_Supplied records_
■ ■ ■ ■ ■ ■ ■

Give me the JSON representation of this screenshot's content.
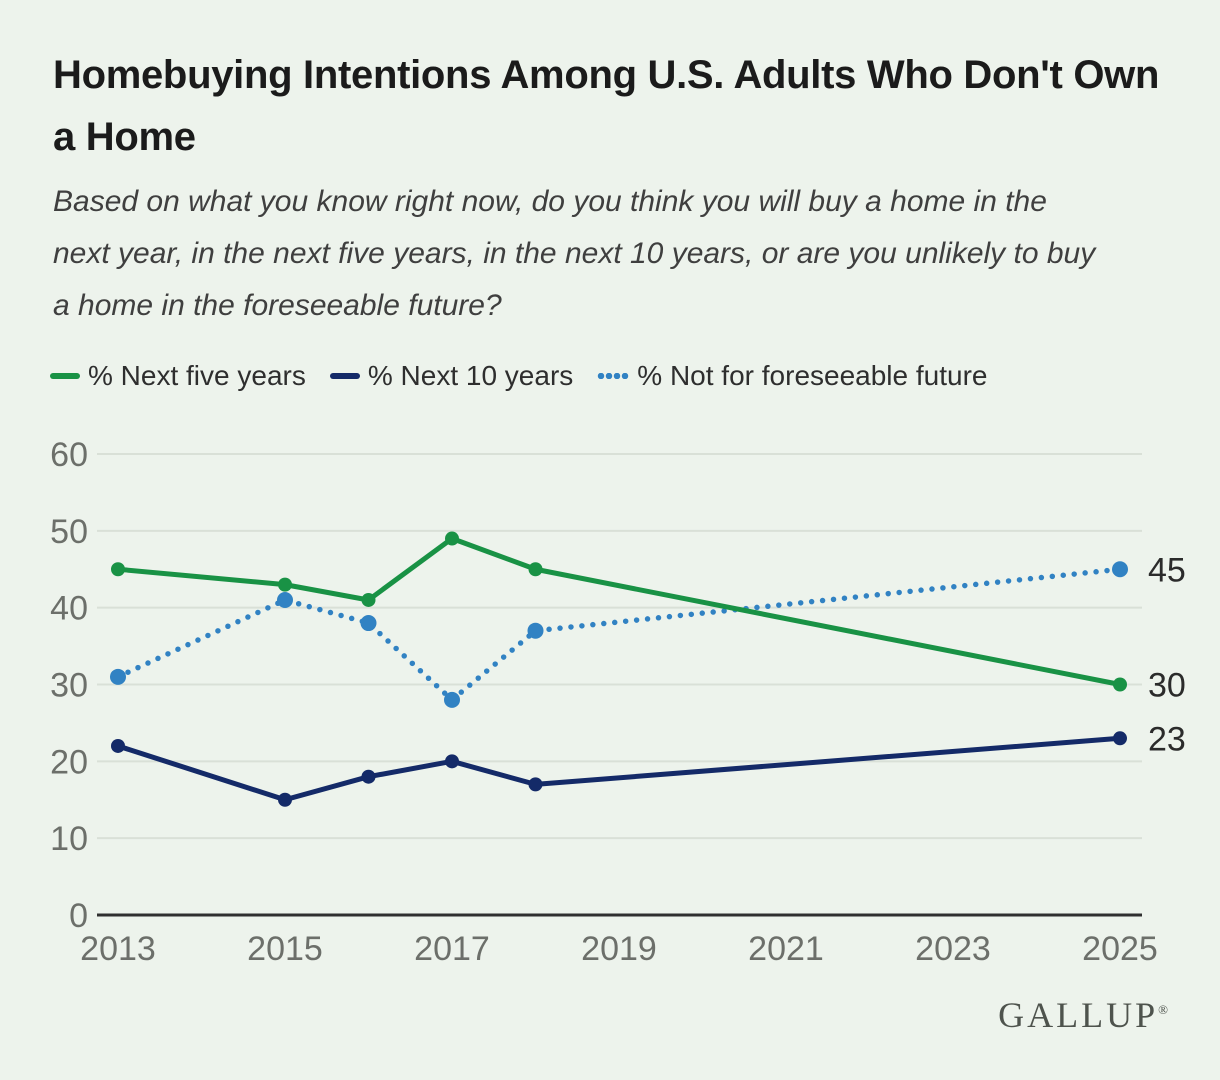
{
  "title_lines": [
    "Homebuying Intentions Among U.S. Adults Who Don't Own",
    "a Home"
  ],
  "subtitle_lines": [
    "Based on what you know right now, do you think you will buy a home in the",
    "next year, in the next five years, in the next 10 years, or are you unlikely to buy",
    "a home in the foreseeable future?"
  ],
  "legend": [
    {
      "label": "% Next five years",
      "color": "#199245",
      "style": "solid"
    },
    {
      "label": "% Next 10 years",
      "color": "#142a68",
      "style": "solid"
    },
    {
      "label": "% Not for foreseeable future",
      "color": "#3182c3",
      "style": "dotted"
    }
  ],
  "chart_data": {
    "type": "line",
    "x": [
      2013,
      2015,
      2016,
      2017,
      2018,
      2025
    ],
    "series": [
      {
        "name": "% Next five years",
        "color": "#199245",
        "style": "solid",
        "values": [
          45,
          43,
          41,
          49,
          45,
          30
        ],
        "end_label": "30"
      },
      {
        "name": "% Next 10 years",
        "color": "#142a68",
        "style": "solid",
        "values": [
          22,
          15,
          18,
          20,
          17,
          23
        ],
        "end_label": "23"
      },
      {
        "name": "% Not for foreseeable future",
        "color": "#3182c3",
        "style": "dotted",
        "values": [
          31,
          41,
          38,
          28,
          37,
          45
        ],
        "end_label": "45"
      }
    ],
    "x_ticks": [
      "2013",
      "2015",
      "2017",
      "2019",
      "2021",
      "2023",
      "2025"
    ],
    "x_tick_years": [
      2013,
      2015,
      2017,
      2019,
      2021,
      2023,
      2025
    ],
    "y_ticks": [
      0,
      10,
      20,
      30,
      40,
      50,
      60
    ],
    "ylim": [
      0,
      60
    ],
    "xlim": [
      2013,
      2025
    ],
    "grid": "horizontal",
    "legend_position": "top",
    "title": "Homebuying Intentions Among U.S. Adults Who Don't Own a Home",
    "xlabel": "",
    "ylabel": ""
  },
  "style_colors": {
    "background": "#edf3ec",
    "gridline": "#d9e0d7",
    "axis": "#2f2f2f",
    "tick_text": "#6c6f6a",
    "end_label_text": "#2b2b2b",
    "title_text": "#1b1b1b",
    "subtitle_text": "#3f3f3f"
  },
  "footer": {
    "logo": "GALLUP",
    "registered": "®"
  }
}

■ ■ ■ ■ ■ ■ ■

_Task instructions_
Tally the lines in the entries above that hold the word "Intentions". Reply with nothing but that count.

_Response to this exercise_
2